• [EXERCISE DIRECTIONS]:
In the listing, locate the line containing "Output a JSON", then quote it and all following lines exactly. Omit pictures.

• [EXTRACTED RECORDS]:
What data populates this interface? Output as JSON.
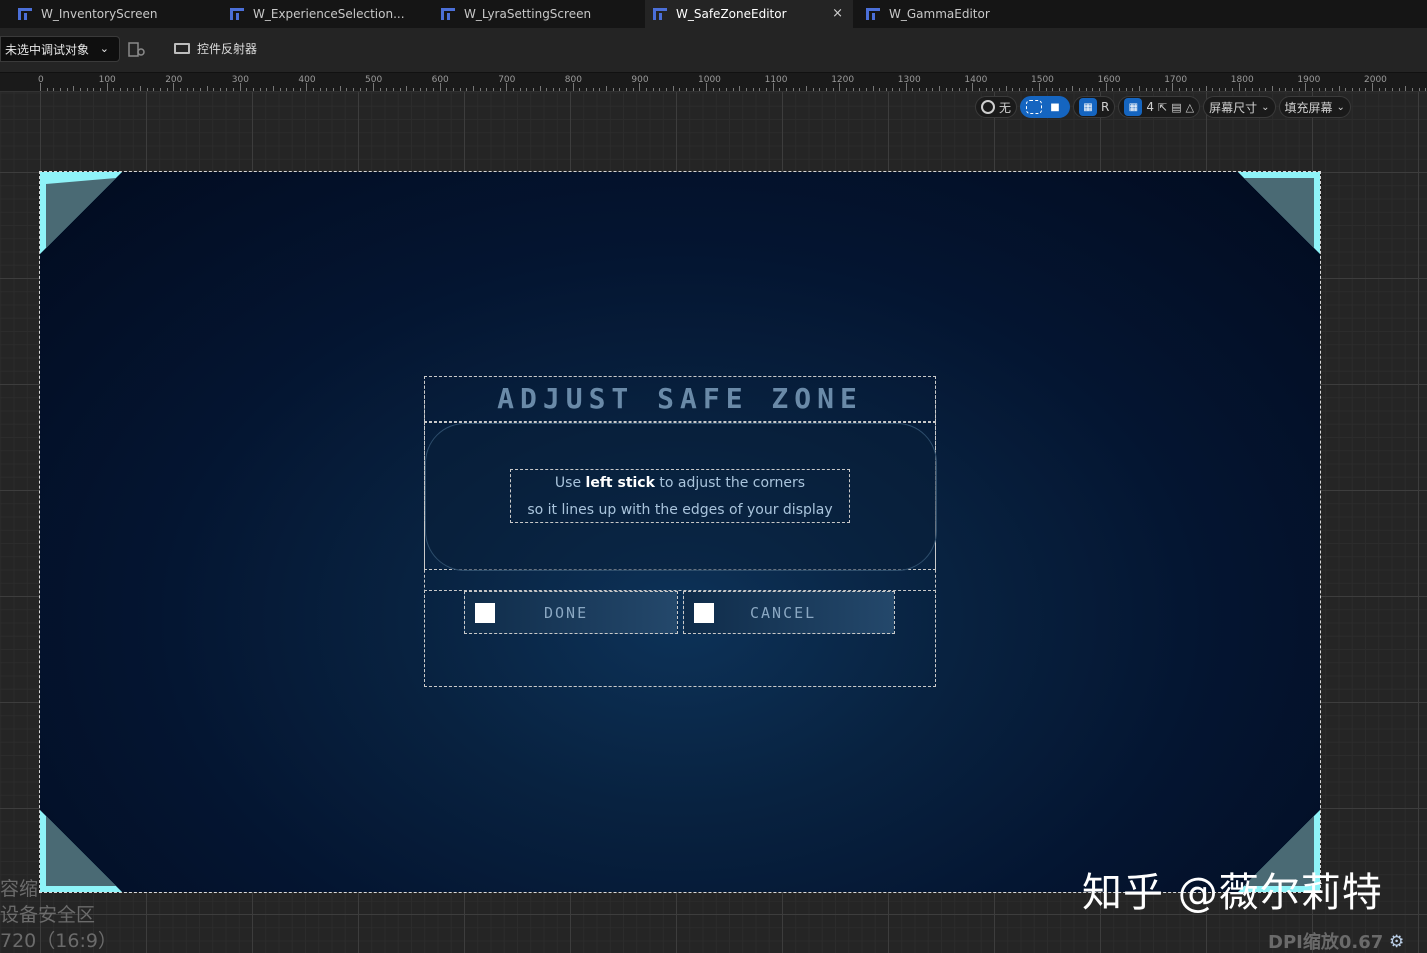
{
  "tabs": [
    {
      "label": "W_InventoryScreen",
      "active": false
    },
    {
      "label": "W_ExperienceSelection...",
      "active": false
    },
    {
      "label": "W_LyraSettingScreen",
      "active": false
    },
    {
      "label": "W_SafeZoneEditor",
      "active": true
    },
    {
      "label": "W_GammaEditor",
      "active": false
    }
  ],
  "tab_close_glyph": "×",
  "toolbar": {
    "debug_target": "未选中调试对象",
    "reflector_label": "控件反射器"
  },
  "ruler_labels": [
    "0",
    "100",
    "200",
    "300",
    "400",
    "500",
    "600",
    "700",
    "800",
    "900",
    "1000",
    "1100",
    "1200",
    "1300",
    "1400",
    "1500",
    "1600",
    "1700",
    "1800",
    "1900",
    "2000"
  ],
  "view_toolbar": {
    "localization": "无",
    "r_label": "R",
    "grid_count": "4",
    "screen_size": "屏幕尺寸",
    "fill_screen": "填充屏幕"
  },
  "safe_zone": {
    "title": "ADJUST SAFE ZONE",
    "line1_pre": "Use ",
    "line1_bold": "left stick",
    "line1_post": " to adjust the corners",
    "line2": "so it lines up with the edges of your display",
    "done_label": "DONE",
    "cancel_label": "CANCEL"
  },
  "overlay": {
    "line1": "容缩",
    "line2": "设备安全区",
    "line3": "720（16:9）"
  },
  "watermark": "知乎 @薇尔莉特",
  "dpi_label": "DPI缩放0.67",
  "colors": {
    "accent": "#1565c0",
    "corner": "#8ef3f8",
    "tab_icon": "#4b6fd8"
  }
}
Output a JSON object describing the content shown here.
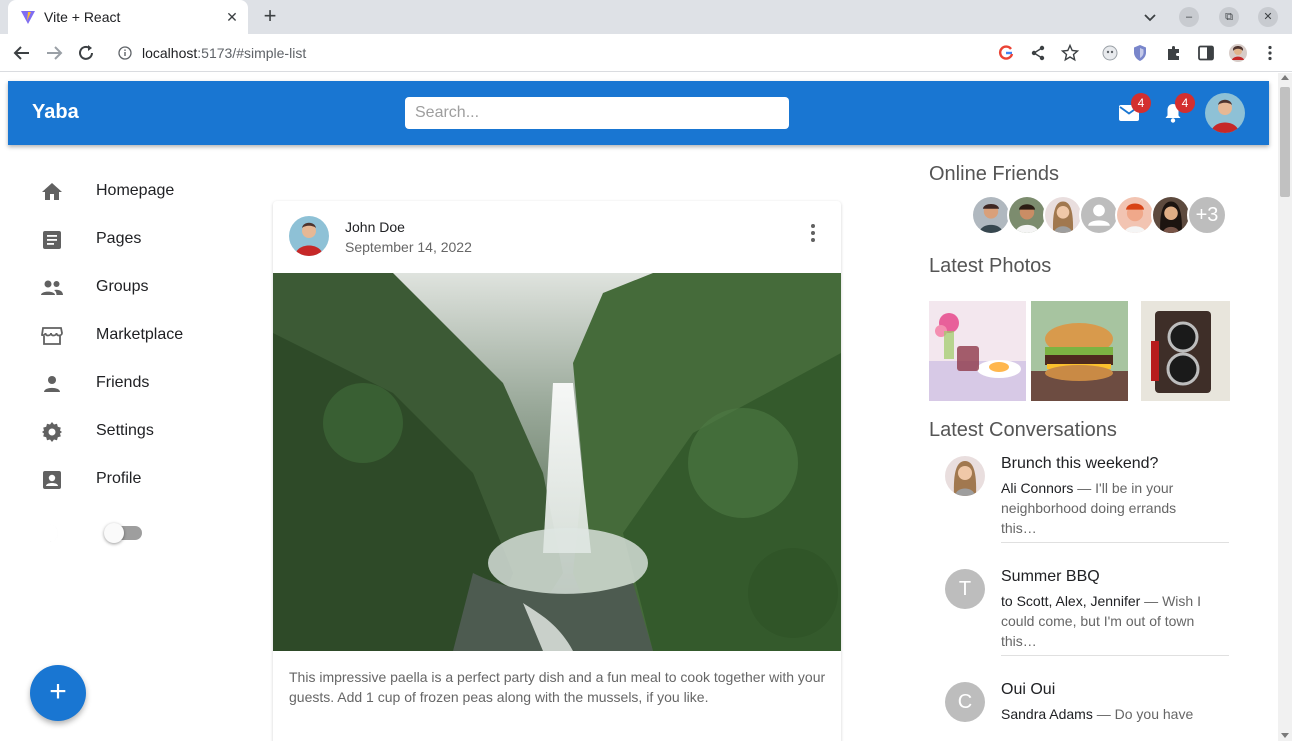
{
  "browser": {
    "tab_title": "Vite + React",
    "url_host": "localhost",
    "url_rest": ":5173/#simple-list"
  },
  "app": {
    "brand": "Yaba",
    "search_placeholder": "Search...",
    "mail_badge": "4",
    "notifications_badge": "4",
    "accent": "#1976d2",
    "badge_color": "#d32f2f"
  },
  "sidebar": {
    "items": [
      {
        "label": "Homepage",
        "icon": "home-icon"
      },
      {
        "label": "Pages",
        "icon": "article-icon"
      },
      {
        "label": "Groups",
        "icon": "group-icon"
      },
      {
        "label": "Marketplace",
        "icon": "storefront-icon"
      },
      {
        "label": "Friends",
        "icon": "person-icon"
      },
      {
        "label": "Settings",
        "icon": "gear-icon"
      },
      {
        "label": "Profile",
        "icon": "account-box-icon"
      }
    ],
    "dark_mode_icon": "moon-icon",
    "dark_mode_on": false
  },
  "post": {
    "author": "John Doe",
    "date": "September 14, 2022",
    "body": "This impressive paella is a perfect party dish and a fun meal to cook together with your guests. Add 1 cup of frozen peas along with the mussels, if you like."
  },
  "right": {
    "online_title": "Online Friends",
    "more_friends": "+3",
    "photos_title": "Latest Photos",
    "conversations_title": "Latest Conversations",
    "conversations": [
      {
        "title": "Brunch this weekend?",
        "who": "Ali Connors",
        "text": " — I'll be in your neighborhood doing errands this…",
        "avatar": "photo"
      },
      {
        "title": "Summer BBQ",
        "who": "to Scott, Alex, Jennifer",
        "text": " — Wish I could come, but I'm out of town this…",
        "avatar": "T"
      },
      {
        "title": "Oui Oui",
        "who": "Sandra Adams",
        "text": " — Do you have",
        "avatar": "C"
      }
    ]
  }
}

• [RESULT FOR THIS TASK]:
Output a JSON object describing the content shown here.
{
  "browser": {
    "tab_title": "Vite + React",
    "url_host": "localhost",
    "url_rest": ":5173/#simple-list"
  },
  "app": {
    "brand": "Yaba",
    "search_placeholder": "Search...",
    "mail_badge": "4",
    "notifications_badge": "4",
    "accent": "#1976d2",
    "badge_color": "#d32f2f"
  },
  "sidebar": {
    "items": [
      {
        "label": "Homepage",
        "icon": "home-icon"
      },
      {
        "label": "Pages",
        "icon": "article-icon"
      },
      {
        "label": "Groups",
        "icon": "group-icon"
      },
      {
        "label": "Marketplace",
        "icon": "storefront-icon"
      },
      {
        "label": "Friends",
        "icon": "person-icon"
      },
      {
        "label": "Settings",
        "icon": "gear-icon"
      },
      {
        "label": "Profile",
        "icon": "account-box-icon"
      }
    ],
    "dark_mode_icon": "moon-icon",
    "dark_mode_on": false
  },
  "post": {
    "author": "John Doe",
    "date": "September 14, 2022",
    "body": "This impressive paella is a perfect party dish and a fun meal to cook together with your guests. Add 1 cup of frozen peas along with the mussels, if you like."
  },
  "right": {
    "online_title": "Online Friends",
    "more_friends": "+3",
    "photos_title": "Latest Photos",
    "conversations_title": "Latest Conversations",
    "conversations": [
      {
        "title": "Brunch this weekend?",
        "who": "Ali Connors",
        "text": " — I'll be in your neighborhood doing errands this…",
        "avatar": "photo"
      },
      {
        "title": "Summer BBQ",
        "who": "to Scott, Alex, Jennifer",
        "text": " — Wish I could come, but I'm out of town this…",
        "avatar": "T"
      },
      {
        "title": "Oui Oui",
        "who": "Sandra Adams",
        "text": " — Do you have",
        "avatar": "C"
      }
    ]
  }
}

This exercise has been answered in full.